* Instructions to follow
Report how many lines hold the word "Output"; give nothing but the number.

* Data for this exercise
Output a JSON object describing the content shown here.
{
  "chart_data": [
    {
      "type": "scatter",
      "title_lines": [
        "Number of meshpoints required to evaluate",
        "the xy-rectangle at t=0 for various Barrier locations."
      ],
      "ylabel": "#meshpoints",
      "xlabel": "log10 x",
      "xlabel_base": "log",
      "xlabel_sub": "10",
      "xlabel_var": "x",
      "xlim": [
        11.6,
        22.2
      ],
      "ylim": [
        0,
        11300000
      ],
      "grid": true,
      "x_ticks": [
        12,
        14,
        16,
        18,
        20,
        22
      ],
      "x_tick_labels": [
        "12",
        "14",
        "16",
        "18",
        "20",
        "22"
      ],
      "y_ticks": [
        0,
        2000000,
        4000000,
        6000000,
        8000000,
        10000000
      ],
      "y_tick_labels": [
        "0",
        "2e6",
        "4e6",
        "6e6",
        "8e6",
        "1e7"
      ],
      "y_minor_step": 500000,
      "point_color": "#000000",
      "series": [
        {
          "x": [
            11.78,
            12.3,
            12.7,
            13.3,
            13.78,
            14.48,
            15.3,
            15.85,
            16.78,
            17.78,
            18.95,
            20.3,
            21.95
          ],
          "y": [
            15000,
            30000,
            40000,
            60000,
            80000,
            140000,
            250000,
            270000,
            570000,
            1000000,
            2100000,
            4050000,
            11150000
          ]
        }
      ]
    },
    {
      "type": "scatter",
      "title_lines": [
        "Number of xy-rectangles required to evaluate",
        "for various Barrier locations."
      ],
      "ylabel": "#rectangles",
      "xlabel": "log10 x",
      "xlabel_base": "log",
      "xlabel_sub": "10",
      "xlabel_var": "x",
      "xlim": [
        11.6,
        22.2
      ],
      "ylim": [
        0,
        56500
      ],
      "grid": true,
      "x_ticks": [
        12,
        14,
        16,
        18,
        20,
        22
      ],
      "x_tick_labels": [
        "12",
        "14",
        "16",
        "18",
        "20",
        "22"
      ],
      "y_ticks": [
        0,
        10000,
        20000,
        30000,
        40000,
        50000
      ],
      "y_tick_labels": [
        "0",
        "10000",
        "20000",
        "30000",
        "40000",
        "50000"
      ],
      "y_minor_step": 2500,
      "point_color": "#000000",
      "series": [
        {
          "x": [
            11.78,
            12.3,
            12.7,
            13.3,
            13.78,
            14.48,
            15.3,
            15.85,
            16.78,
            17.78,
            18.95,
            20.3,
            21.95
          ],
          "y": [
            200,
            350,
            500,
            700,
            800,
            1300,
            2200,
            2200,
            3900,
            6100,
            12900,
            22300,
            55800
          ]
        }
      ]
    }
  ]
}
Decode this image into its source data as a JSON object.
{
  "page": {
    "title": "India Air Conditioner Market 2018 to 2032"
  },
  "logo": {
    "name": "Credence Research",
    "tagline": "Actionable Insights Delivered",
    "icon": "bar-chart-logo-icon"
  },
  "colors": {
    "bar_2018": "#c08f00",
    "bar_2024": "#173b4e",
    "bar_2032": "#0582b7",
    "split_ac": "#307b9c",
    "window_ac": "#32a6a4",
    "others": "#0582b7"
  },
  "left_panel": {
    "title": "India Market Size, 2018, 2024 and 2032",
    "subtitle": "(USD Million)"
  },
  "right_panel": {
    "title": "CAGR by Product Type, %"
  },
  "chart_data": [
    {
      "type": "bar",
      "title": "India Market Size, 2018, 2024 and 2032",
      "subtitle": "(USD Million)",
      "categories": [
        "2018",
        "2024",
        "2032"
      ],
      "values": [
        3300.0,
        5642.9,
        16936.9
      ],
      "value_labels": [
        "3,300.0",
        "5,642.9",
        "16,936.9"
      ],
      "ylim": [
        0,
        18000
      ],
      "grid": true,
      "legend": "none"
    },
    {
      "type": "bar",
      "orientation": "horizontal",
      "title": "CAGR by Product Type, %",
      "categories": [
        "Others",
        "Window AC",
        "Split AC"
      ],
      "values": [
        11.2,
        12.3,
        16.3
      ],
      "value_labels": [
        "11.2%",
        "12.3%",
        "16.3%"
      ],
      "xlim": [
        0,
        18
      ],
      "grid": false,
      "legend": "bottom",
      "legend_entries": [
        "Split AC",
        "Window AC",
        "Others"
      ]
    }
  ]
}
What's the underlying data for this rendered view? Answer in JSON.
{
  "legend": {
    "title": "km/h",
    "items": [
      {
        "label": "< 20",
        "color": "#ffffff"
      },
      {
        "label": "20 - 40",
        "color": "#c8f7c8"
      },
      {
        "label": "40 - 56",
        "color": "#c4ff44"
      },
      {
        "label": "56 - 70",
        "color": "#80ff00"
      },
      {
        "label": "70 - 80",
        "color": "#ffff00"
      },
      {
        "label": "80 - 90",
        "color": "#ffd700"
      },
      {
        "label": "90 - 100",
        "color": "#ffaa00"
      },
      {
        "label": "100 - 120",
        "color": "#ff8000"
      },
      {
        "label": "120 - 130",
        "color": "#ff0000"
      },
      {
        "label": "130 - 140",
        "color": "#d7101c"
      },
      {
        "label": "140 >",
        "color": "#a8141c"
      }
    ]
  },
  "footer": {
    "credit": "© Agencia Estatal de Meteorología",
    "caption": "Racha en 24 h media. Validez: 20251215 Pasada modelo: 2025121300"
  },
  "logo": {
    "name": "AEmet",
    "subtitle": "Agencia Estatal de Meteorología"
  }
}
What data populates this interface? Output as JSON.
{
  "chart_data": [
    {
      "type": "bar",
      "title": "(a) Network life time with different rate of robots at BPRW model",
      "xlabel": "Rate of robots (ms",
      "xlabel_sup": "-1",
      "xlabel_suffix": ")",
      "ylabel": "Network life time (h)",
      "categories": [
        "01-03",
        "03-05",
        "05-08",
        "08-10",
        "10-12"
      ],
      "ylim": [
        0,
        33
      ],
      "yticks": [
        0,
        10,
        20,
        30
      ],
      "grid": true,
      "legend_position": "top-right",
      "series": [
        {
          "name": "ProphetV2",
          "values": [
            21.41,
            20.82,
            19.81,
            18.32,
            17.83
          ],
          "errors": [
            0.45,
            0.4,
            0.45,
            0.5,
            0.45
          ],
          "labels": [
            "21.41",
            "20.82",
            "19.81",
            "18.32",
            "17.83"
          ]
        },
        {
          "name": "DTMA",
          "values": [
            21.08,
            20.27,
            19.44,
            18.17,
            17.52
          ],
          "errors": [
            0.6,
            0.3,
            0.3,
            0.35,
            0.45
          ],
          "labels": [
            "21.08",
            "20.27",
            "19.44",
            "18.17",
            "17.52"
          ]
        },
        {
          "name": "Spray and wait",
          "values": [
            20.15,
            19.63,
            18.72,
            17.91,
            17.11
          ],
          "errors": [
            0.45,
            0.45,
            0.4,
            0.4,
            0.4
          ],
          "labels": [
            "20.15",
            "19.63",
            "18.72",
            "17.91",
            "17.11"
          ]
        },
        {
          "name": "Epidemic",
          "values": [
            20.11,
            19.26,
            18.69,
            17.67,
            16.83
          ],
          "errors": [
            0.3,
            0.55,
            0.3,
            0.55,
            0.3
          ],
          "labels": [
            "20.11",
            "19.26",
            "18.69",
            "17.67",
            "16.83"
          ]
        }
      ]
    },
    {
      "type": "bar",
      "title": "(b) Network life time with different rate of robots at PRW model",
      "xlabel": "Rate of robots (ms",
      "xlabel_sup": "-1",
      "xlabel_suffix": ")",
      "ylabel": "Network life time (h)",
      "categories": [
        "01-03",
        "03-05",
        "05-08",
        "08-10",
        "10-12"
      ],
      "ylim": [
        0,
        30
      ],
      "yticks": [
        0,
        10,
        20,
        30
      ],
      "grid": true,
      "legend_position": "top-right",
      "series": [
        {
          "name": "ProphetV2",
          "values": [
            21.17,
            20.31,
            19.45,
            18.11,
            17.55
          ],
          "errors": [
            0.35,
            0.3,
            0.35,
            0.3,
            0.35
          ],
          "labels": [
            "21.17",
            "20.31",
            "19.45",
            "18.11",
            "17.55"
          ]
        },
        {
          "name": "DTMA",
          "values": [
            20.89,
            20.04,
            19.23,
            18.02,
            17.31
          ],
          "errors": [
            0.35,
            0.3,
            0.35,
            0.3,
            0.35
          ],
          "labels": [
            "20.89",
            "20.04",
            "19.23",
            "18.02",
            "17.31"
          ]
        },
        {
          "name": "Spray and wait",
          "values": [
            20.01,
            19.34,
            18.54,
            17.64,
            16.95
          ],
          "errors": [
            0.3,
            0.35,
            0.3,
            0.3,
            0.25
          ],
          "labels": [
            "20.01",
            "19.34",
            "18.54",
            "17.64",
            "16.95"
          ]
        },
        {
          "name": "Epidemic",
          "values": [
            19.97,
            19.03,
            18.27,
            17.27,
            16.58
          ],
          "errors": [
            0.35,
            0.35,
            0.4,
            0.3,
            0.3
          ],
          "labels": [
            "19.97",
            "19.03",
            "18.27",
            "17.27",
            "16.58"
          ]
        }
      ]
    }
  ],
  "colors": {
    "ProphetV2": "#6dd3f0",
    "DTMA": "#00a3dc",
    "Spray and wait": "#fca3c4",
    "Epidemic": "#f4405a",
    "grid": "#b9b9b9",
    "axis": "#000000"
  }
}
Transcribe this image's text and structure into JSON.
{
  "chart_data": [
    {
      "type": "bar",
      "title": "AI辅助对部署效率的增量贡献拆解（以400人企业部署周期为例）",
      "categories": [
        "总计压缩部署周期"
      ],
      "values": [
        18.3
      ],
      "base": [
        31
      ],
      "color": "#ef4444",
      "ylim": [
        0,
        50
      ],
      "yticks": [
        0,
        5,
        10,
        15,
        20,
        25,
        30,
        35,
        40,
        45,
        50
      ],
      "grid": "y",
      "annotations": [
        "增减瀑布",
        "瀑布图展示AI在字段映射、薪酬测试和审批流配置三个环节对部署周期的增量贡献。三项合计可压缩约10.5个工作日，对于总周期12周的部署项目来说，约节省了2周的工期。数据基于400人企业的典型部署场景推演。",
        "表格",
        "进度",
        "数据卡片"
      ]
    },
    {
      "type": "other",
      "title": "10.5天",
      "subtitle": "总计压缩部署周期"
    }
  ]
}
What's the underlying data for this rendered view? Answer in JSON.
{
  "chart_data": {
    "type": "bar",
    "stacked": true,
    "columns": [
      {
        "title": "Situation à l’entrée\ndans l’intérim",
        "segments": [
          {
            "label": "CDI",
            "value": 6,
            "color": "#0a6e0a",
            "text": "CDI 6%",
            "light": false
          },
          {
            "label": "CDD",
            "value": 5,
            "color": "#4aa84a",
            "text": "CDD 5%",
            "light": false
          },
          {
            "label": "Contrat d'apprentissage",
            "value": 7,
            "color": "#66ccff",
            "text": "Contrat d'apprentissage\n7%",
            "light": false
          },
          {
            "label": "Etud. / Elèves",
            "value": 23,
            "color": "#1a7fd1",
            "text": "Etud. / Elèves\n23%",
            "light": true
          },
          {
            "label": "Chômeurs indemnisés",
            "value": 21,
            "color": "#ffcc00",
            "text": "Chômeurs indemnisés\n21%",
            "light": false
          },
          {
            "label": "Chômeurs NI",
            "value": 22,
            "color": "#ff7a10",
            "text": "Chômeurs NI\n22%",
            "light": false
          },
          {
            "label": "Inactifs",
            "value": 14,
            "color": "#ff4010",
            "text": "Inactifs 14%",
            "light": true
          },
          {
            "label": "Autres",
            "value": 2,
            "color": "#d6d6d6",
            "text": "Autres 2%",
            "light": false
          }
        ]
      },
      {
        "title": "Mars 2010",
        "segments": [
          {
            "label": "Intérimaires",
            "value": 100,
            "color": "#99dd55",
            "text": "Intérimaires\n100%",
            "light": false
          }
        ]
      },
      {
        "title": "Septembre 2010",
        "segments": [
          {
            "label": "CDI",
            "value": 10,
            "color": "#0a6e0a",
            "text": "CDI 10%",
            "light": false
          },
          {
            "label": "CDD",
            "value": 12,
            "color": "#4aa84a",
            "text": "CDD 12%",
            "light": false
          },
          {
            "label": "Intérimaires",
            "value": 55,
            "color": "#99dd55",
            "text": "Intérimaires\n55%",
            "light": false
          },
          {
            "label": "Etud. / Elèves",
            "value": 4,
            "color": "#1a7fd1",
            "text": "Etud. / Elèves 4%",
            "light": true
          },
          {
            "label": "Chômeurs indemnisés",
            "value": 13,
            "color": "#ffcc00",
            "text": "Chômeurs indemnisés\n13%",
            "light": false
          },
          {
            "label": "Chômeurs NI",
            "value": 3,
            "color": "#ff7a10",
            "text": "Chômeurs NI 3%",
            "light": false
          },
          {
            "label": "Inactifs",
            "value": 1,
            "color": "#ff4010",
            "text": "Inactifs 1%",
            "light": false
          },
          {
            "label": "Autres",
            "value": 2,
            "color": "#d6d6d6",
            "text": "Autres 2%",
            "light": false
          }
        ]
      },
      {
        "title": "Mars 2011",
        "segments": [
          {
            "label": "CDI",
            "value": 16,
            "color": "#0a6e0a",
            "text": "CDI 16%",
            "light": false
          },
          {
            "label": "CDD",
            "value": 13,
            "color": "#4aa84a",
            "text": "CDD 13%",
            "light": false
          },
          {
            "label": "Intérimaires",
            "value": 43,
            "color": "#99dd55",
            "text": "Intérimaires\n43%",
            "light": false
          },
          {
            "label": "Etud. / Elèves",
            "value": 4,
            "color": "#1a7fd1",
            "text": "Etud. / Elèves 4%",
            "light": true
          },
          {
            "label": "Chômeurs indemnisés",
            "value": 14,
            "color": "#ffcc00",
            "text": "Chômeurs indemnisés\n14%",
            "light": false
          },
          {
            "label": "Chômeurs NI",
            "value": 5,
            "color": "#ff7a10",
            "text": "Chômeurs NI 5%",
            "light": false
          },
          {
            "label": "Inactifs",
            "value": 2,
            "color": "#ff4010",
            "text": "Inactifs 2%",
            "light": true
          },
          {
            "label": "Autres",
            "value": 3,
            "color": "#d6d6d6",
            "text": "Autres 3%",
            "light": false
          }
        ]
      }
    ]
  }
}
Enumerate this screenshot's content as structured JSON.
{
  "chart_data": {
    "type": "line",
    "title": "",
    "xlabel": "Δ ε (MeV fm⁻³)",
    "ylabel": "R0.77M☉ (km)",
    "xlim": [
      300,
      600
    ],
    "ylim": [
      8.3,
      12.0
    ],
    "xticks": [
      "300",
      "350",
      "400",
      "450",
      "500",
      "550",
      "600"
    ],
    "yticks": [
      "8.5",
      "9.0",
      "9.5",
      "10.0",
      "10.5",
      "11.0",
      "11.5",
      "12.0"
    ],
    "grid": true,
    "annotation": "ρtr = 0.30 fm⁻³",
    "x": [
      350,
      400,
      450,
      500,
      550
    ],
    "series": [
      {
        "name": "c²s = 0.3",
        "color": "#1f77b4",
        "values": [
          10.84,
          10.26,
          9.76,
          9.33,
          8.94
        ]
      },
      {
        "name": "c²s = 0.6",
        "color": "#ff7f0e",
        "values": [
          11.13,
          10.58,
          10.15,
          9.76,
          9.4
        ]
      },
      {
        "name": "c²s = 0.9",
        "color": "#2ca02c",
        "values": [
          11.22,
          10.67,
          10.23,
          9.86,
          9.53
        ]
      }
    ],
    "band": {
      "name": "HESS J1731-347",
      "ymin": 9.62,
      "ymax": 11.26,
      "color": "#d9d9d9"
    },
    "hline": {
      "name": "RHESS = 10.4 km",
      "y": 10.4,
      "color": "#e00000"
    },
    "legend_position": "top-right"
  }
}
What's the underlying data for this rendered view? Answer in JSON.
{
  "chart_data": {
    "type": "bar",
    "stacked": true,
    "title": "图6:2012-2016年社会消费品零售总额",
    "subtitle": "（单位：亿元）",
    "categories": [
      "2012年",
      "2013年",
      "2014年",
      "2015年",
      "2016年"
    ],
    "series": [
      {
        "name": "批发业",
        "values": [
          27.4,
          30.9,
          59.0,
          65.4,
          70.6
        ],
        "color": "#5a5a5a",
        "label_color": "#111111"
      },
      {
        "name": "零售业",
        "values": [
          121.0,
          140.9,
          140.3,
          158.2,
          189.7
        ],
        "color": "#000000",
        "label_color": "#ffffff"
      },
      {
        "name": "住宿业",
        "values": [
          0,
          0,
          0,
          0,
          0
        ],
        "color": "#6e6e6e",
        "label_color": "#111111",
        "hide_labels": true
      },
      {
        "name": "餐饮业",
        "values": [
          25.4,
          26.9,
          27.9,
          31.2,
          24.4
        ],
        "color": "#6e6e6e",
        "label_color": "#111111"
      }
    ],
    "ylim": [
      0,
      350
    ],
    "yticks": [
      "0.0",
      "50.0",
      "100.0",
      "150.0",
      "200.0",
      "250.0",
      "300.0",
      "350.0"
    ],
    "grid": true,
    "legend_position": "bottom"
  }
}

* Task result
2